### Stated exercise 1
Write out the Civic Type-R thread below word for word, in full.

### Passage
>> Start
# New Euro Civic Type-R



## xspeedy (Apr 10, 2003)

Not bad. I would take this over the GTI in a heartbeat if we had it here. I'd like to see the interior.


----------



## PhilH (Jun 7, 2002)

I'm so repulsed by the yellow color that I'm not even sure if I like the body or not. :dunno:

I don't remember seeing a two door hatch before, just the five door, is the body style new too?


----------



## mng (Oct 15, 2003)

specs?


----------



## xspeedy (Apr 10, 2003)

mng said:


> specs?


Kind of thin at the moment, but the engine appears to be the same.

http://translate.google.com/translate?u=http%3A%2F%2Fwww.auto-motor-und-sport.de%2Fd%2F104595&langpair=de%7Cen&hl=en&ie=UTF-8&oe=UTF-8&prev=%2Flanguage_tools


----------



## Plaz (Dec 19, 2001)

xspeedy said:


> Not bad. I would take this over the GTI in a heartbeat if we had it here. I'd like to see the interior.


Why? Not based on styling, I hope.


----------



## xspeedy (Apr 10, 2003)

Plaz said:


> Why? Not based on styling, I hope.


I think the color makes it look like crap - imagine it in black. If it had a normal dash, I would consider this for what the US Civic Si costs.


----------



## Mr. The Edge (Dec 19, 2001)

which is the front and which is the rear?


----------



## Chris90 (Apr 7, 2003)

This is the European hatch, that's why you haven't seen it here. 

I don't think it's a looker, but I'm sure it's a blast to drive. I'm still kicking myself for not buying a brand new 2000 Integra Type R I saw at a dealership back then. I didn't know at the time how much fun that car was to drive. Oh well, it would have been stolen by now anyway.
>> End
### Stated exercise 2
Lay out the rows from the line containing "Enumerate the UI" through the line containing "staticText: Modify network: [26, 722, 133, 740]", both included, as a JSON list of strings with one string per line. Leave out any blank lines.

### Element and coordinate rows
>> Start
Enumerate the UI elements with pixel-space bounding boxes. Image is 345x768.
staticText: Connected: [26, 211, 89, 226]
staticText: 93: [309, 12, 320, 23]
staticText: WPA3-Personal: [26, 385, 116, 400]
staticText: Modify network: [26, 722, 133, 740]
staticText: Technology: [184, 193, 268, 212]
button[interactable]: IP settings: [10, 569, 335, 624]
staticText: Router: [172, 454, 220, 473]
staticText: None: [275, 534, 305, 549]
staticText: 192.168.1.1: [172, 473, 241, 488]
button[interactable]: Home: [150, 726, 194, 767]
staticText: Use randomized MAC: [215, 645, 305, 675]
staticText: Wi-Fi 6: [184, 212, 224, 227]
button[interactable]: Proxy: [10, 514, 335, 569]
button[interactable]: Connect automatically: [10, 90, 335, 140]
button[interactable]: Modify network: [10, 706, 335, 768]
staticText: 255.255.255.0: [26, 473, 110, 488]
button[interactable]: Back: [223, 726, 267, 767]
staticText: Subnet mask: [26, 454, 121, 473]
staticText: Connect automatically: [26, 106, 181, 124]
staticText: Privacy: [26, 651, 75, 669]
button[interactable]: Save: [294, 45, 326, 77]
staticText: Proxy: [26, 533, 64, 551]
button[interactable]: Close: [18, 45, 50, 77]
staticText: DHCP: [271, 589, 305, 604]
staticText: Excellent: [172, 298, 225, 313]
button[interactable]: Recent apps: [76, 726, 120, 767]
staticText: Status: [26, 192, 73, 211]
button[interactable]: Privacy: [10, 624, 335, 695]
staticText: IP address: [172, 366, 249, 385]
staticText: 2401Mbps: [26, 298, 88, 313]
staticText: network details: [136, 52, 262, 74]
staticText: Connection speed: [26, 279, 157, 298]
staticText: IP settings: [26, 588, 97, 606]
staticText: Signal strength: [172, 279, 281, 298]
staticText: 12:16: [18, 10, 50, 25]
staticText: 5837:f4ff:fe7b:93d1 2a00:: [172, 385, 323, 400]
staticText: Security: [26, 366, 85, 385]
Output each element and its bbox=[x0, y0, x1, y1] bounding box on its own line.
>> End
>> Start
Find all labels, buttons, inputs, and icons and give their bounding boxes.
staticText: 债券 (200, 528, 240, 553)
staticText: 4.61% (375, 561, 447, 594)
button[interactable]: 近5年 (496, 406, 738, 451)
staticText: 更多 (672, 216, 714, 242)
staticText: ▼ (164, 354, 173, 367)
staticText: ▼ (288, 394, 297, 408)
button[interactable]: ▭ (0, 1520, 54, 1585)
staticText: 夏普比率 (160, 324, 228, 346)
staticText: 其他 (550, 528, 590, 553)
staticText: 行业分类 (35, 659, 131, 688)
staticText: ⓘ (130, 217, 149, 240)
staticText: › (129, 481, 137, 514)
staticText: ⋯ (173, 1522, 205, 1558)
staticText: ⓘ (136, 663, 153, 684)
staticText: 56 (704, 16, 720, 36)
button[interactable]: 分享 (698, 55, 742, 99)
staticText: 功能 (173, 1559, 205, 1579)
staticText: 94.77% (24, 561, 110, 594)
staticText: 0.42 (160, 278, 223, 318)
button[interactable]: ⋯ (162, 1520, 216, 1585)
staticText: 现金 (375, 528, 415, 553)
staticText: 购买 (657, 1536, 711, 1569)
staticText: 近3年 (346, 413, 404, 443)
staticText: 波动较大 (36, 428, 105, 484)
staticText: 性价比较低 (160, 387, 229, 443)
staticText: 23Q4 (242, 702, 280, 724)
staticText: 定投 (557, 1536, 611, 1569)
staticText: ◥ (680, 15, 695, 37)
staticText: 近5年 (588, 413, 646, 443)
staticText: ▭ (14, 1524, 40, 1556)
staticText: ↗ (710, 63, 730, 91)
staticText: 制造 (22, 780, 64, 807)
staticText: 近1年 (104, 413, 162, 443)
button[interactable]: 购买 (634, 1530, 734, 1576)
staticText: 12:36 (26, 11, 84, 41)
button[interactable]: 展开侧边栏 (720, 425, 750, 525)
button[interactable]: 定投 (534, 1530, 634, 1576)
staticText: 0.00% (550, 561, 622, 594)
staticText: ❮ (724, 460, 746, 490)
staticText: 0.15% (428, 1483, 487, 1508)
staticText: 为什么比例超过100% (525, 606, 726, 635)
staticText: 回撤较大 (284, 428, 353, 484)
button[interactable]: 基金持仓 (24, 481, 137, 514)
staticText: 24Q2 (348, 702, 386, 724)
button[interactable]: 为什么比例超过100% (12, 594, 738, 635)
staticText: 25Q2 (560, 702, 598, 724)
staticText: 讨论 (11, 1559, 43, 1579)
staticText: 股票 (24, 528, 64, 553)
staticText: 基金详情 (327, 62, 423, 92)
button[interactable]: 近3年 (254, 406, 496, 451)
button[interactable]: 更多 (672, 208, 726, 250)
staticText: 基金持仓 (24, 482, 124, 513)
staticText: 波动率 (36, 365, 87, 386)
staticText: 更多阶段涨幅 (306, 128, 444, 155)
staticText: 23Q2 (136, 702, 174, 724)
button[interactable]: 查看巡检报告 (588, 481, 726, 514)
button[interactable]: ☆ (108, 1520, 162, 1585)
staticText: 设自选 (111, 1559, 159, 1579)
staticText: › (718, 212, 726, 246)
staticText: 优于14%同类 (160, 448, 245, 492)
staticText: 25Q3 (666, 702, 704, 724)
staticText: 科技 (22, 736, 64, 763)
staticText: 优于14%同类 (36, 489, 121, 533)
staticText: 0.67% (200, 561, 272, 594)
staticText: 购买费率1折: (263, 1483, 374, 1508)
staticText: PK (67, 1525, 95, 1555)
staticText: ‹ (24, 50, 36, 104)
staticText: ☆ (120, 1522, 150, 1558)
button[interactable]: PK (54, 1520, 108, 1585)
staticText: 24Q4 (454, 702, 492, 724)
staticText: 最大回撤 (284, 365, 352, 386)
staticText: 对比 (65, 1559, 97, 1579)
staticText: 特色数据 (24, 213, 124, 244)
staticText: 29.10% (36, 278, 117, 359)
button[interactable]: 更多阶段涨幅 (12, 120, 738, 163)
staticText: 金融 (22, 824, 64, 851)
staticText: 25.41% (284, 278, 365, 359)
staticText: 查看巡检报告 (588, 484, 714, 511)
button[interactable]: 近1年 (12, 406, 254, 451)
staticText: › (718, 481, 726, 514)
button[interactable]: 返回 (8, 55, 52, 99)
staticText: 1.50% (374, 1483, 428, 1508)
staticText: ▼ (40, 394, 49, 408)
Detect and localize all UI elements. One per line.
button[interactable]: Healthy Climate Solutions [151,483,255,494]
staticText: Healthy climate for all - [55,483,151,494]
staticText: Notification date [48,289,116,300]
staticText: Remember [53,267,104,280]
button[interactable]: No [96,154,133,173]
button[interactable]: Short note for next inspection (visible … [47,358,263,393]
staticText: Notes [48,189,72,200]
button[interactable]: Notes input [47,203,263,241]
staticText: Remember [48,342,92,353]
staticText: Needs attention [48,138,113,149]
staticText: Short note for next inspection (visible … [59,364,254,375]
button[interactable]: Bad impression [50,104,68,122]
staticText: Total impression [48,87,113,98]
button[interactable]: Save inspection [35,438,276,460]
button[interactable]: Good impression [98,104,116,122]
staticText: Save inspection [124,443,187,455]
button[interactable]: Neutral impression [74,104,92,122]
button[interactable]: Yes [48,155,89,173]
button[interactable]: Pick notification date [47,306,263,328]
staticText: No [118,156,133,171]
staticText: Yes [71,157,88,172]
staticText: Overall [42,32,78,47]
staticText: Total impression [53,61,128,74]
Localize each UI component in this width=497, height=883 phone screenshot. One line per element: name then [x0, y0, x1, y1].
>> End
>> Start
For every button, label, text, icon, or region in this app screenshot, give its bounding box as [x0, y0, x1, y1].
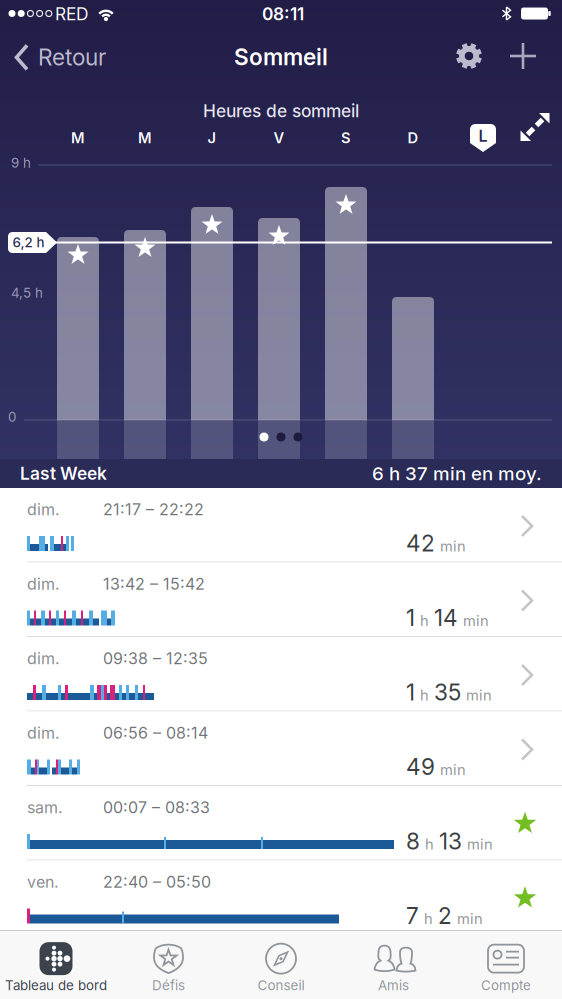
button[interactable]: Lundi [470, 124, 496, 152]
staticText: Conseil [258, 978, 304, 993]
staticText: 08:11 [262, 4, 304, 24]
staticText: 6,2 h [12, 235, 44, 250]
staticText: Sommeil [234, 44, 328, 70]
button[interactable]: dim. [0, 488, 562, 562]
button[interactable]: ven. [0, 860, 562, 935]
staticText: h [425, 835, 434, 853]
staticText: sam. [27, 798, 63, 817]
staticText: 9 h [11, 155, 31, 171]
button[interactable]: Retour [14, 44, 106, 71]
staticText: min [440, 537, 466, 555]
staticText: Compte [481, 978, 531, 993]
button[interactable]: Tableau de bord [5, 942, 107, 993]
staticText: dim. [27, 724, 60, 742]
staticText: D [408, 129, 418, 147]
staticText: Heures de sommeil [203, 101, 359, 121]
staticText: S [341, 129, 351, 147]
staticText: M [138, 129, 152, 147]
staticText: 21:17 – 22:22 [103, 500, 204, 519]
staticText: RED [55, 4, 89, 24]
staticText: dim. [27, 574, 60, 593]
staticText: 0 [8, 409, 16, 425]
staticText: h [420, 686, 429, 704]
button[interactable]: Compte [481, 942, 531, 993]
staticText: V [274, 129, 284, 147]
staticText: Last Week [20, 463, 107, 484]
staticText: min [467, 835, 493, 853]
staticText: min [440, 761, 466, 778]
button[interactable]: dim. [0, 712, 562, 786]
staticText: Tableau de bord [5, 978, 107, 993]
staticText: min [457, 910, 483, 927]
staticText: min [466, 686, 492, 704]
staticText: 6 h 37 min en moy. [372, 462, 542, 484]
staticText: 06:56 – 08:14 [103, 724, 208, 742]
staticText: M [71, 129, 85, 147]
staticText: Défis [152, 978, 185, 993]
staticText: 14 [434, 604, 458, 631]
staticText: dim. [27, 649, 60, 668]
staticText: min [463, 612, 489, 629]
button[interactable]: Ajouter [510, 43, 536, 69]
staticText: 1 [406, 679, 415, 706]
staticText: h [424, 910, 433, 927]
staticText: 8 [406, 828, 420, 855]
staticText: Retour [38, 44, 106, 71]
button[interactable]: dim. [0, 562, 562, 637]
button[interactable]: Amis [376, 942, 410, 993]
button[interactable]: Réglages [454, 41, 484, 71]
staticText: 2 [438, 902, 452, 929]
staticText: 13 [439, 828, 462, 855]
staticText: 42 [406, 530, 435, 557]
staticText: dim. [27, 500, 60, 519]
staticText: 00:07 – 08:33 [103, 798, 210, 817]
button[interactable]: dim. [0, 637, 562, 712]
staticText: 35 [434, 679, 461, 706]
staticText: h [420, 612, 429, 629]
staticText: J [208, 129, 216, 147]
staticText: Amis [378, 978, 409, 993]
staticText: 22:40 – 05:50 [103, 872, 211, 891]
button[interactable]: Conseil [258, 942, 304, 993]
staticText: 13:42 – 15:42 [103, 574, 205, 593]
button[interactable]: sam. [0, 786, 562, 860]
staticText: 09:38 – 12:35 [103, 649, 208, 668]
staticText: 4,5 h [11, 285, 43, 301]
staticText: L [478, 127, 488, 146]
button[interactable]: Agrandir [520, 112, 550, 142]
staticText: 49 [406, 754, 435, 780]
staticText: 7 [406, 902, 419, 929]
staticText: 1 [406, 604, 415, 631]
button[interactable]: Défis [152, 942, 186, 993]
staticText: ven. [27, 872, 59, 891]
>> End
### Solution 1
# New Euro Civic Type-R



## xspeedy (Apr 10, 2003)

Not bad. I would take this over the GTI in a heartbeat if we had it here. I'd like to see the interior.


----------



## PhilH (Jun 7, 2002)

I'm so repulsed by the yellow color that I'm not even sure if I like the body or not. :dunno:

I don't remember seeing a two door hatch before, just the five door, is the body style new too?


----------



## mng (Oct 15, 2003)

specs?


----------



## xspeedy (Apr 10, 2003)

mng said:


> specs?


Kind of thin at the moment, but the engine appears to be the same.

http://translate.google.com/translate?u=http%3A%2F%2Fwww.auto-motor-und-sport.de%2Fd%2F104595&langpair=de%7Cen&hl=en&ie=UTF-8&oe=UTF-8&prev=%2Flanguage_tools


----------



## Plaz (Dec 19, 2001)

xspeedy said:


> Not bad. I would take this over the GTI in a heartbeat if we had it here. I'd like to see the interior.


Why? Not based on styling, I hope.


----------



## xspeedy (Apr 10, 2003)

Plaz said:


> Why? Not based on styling, I hope.


I think the color makes it look like crap - imagine it in black. If it had a normal dash, I would consider this for what the US Civic Si costs.


----------



## Mr. The Edge (Dec 19, 2001)

which is the front and which is the rear?


----------



## Chris90 (Apr 7, 2003)

This is the European hatch, that's why you haven't seen it here. 

I don't think it's a looker, but I'm sure it's a blast to drive. I'm still kicking myself for not buying a brand new 2000 Integra Type R I saw at a dealership back then. I didn't know at the time how much fun that car was to drive. Oh well, it would have been stolen by now anyway.

### Solution 2
[
  "Enumerate the UI elements with pixel-space bounding boxes. Image is 345x768.",
  "staticText: Connected: [26, 211, 89, 226]",
  "staticText: 93: [309, 12, 320, 23]",
  "staticText: WPA3-Personal: [26, 385, 116, 400]",
  "staticText: Modify network: [26, 722, 133, 740]"
]